→ **Supplied data**:
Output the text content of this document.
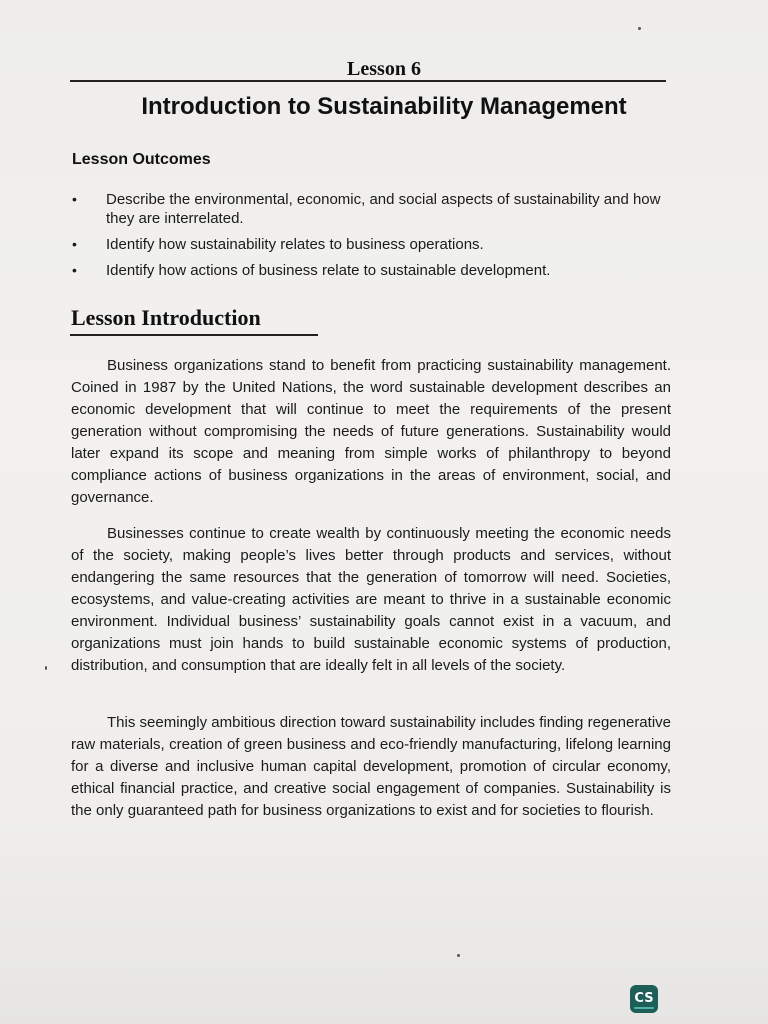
Lesson 6
Introduction to Sustainability Management
Lesson Outcomes
• Describe the environmental, economic, and social aspects of sustainability and how they are interrelated.
• Identify how sustainability relates to business operations.
• Identify how actions of business relate to sustainable development.
Lesson Introduction

Business organizations stand to benefit from practicing sustainability management. Coined in 1987 by the United Nations, the word sustainable development describes an economic development that will continue to meet the requirements of the present generation without compromising the needs of future generations. Sustainability would later expand its scope and meaning from simple works of philanthropy to beyond compliance actions of business organizations in the areas of environment, social, and governance.

Businesses continue to create wealth by continuously meeting the economic needs of the society, making people’s lives better through products and services, without endangering the same resources that the generation of tomorrow will need. Societies, ecosystems, and value-creating activities are meant to thrive in a sustainable economic environment. Individual business’ sustainability goals cannot exist in a vacuum, and organizations must join hands to build sustainable economic systems of production, distribution, and consumption that are ideally felt in all levels of the society.

This seemingly ambitious direction toward sustainability includes finding regenerative raw materials, creation of green business and eco-friendly manufacturing, lifelong learning for a diverse and inclusive human capital development, promotion of circular economy, ethical financial practice, and creative social engagement of companies. Sustainability is the only guaranteed path for business organizations to exist and for societies to flourish.

CS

→ **What needs to be done**:
Go through the records and copy each line with "Introduction" in it.

→ **Expected output**:
Introduction to Sustainability Management
Lesson Introduction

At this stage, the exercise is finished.